# Task brief
Copy the lines below word for word, leaving out the pictures.

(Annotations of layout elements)
+++

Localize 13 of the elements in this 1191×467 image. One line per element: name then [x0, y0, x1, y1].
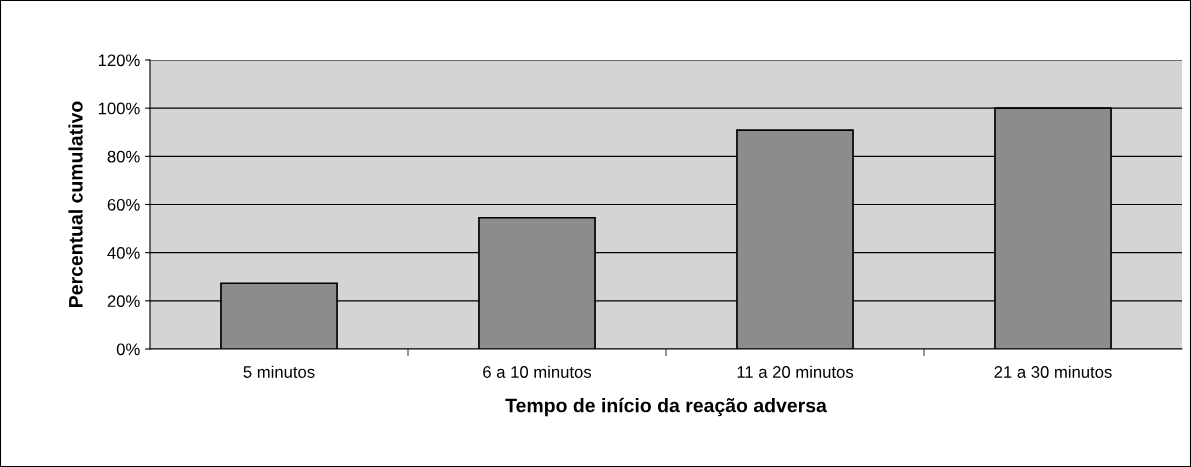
x-axis-title: Tempo de início da reação adversa	[505, 397, 827, 417]
y-tick-label: 60%	[107, 198, 140, 211]
y-tick-label: 80%	[107, 150, 140, 163]
y-tick-label: 0%	[116, 343, 140, 356]
x-tick-label: 11 a 20 minutos	[737, 365, 854, 378]
x-tick-label: 6 a 10 minutos	[483, 365, 592, 378]
x-tick-label: 5 minutos	[243, 365, 315, 378]
y-axis-title: Percentual cumulativo	[68, 101, 83, 307]
y-tick-label: 20%	[107, 295, 140, 308]
y-tick-label: 100%	[98, 102, 140, 115]
y-tick-label: 40%	[107, 247, 140, 259]
y-tick-label: 120%	[98, 54, 140, 67]
x-tick-label: 21 a 30 minutos	[994, 365, 1112, 378]
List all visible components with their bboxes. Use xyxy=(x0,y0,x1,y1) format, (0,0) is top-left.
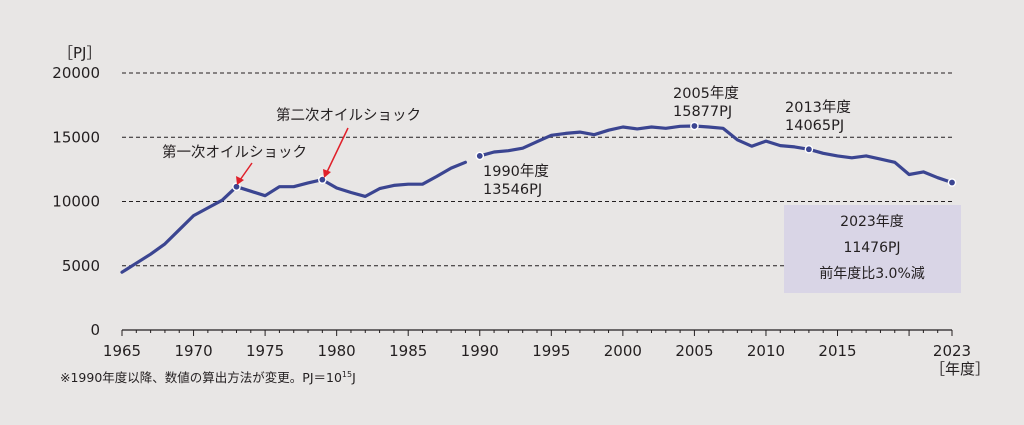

+++

# Full answer
Localize 13 of the elements in this 1191×467 image. One line per element: name then [x0, y0, x1, y1].
x-axis-title: Tempo de início da reação adversa	[505, 397, 827, 417]
y-tick-label: 60%	[107, 198, 140, 211]
y-tick-label: 80%	[107, 150, 140, 163]
y-tick-label: 0%	[116, 343, 140, 356]
x-tick-label: 11 a 20 minutos	[737, 365, 854, 378]
x-tick-label: 6 a 10 minutos	[483, 365, 592, 378]
x-tick-label: 5 minutos	[243, 365, 315, 378]
y-axis-title: Percentual cumulativo	[68, 101, 83, 307]
y-tick-label: 20%	[107, 295, 140, 308]
y-tick-label: 100%	[98, 102, 140, 115]
y-tick-label: 40%	[107, 247, 140, 259]
y-tick-label: 120%	[98, 54, 140, 67]
x-tick-label: 21 a 30 minutos	[994, 365, 1112, 378]
List all visible components with their bboxes. Use xyxy=(x0,y0,x1,y1) format, (0,0) is top-left.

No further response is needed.